Amber Small, the former Brown administration staffer who is challenging the widely respected former State Senator Al Coppola in the 60th district primary, is making environmental issues a cornerstone of her campaign. Coppola, who has long championed environmental issues, is credited by his supporters as shaping the policy discourse.
For more than a decade, Coppola has been a leading voice in defending the West Side in the face of environmental justice issues caused by diesel exhaust emanating from the Peace Bridge’s truck plaza. At the same time the Brown administration and its staffers have squashed environmental activists’ efforts to address the West Side’s shocking rates of cancer, asthma, and neurological disorders that scientists have lined to the bridge.
Two years ago, Coppola called for a statewide ban on plastic micro-beads in consumer products before any sitting State Senator at the time and prior to US Senator Kirsten Gillibrand’s more high-profile effort to do the same.
As a resident of the Delaware District, Coppola has been advocating for a clean up of Scajaquada Creek for years. He even played a role in the clean up of Hoyt Lake and the rehabilitation of the Marcy Casino while on the Common Council.
While in the Senate, Coppola passed the Pesticide 48-hour Notification law and a slew of other public health protections before retiring in 2001 to found the Energy Cooperative of America.
“Time and time again, Al Coppola has been a leading voice to protect our environment, clean our waterways, improve public health, and demand justice for our neighborhoods,” explains one resident of the Columbus Park-Prospect Hill neighborhood. “Coppola is an honest man who is in politics to serve constituents and help everyday people.”
For several months, rumors of private polling conducted by a local Republican pollster suggest that Coppola is leading Small by a 2-to-1 margin, largely attributable to his stellar name recognition in the district. Coppola is said to perform strongly against both of his potential Republican rivals: Kenmore attorney Kevin Stocker and Erie County Clerk Chris Jacobs.

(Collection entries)
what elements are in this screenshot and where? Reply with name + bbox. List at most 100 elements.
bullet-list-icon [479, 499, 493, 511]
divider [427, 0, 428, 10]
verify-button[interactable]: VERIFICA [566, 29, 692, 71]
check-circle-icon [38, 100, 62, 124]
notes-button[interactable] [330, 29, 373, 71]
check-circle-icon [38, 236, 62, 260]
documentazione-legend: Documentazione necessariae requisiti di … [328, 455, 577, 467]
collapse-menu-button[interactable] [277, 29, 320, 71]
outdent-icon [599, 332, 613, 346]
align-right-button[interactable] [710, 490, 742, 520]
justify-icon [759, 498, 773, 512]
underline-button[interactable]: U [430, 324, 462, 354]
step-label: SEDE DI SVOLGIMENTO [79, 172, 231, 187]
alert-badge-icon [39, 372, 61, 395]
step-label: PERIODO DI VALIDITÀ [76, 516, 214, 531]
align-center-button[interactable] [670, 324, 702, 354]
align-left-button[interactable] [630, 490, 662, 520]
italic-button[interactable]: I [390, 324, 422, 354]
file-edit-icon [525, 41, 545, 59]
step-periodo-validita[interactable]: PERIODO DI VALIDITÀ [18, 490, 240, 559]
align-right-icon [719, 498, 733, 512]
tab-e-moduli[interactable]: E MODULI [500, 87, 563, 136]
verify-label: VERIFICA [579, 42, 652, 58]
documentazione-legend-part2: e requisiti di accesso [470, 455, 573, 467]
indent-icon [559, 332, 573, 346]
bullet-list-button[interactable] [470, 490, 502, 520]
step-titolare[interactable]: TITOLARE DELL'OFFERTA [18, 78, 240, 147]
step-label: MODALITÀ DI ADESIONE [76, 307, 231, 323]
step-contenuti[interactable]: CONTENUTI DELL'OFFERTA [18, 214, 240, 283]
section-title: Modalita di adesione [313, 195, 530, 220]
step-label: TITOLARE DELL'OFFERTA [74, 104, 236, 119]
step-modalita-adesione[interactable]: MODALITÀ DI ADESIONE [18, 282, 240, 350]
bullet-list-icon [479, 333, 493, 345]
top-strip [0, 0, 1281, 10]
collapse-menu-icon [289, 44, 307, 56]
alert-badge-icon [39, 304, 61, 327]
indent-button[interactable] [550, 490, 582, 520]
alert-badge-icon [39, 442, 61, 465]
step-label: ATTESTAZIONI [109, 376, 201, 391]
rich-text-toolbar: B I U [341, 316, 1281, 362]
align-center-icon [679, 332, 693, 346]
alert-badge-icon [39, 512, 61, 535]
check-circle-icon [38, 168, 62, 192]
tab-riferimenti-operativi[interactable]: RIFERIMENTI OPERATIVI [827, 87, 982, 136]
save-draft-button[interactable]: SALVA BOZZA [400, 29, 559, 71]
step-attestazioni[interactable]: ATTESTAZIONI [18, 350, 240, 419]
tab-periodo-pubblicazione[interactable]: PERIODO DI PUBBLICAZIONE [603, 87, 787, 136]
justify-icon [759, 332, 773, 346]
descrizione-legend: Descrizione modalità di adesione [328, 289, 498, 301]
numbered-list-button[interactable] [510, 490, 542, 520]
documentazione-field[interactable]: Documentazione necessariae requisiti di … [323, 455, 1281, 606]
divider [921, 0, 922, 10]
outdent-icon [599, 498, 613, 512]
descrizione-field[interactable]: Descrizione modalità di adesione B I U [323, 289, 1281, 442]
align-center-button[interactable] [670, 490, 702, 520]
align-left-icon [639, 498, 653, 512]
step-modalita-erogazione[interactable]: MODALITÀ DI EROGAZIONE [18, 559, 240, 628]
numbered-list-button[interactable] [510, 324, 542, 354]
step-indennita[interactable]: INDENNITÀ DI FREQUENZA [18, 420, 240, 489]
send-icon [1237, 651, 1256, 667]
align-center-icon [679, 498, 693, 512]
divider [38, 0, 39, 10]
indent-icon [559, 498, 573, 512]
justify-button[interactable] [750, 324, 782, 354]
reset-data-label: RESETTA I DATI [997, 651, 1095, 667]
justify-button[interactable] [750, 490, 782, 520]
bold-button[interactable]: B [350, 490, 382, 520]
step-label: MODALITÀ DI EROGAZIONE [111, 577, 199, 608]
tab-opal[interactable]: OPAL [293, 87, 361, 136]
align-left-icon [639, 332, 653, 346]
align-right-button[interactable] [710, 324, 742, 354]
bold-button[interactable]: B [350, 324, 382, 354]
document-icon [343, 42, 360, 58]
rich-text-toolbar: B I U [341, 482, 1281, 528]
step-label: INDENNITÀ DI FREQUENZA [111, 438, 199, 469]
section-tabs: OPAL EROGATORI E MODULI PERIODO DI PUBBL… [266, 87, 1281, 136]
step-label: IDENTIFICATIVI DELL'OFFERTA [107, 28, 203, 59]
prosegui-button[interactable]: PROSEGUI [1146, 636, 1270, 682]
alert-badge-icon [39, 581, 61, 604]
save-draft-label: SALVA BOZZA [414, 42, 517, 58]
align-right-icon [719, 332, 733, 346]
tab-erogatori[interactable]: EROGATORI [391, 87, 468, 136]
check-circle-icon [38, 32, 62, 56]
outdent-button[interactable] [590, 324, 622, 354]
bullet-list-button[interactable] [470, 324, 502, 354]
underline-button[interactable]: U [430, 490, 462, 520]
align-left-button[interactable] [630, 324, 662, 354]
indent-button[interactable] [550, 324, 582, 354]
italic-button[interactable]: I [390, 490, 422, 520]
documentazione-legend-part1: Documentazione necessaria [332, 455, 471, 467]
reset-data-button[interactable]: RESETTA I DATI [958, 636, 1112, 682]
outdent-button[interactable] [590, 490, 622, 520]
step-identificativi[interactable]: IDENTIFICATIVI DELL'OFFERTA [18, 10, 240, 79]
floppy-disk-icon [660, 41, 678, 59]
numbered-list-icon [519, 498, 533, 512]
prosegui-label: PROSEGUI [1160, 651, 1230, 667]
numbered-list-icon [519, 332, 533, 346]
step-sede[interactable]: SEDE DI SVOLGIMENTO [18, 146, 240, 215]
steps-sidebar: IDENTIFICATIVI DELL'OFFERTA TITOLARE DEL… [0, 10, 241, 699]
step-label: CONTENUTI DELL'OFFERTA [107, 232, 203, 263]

# [PROBLEM DETAILS]
Transcribe the stretch of the article on the 60th district primary from "For several months, rumors" through "Clerk Chris Jacobs.". These records come from a separate source and are not part of the article on the 60th district primary.

# [OUTPUT FOR THIS TASK]
For several months, rumors of private polling conducted by a local Republican pollster suggest that Coppola is leading Small by a 2-to-1 margin, largely attributable to his stellar name recognition in the district. Coppola is said to perform strongly against both of his potential Republican rivals: Kenmore attorney Kevin Stocker and Erie County Clerk Chris Jacobs.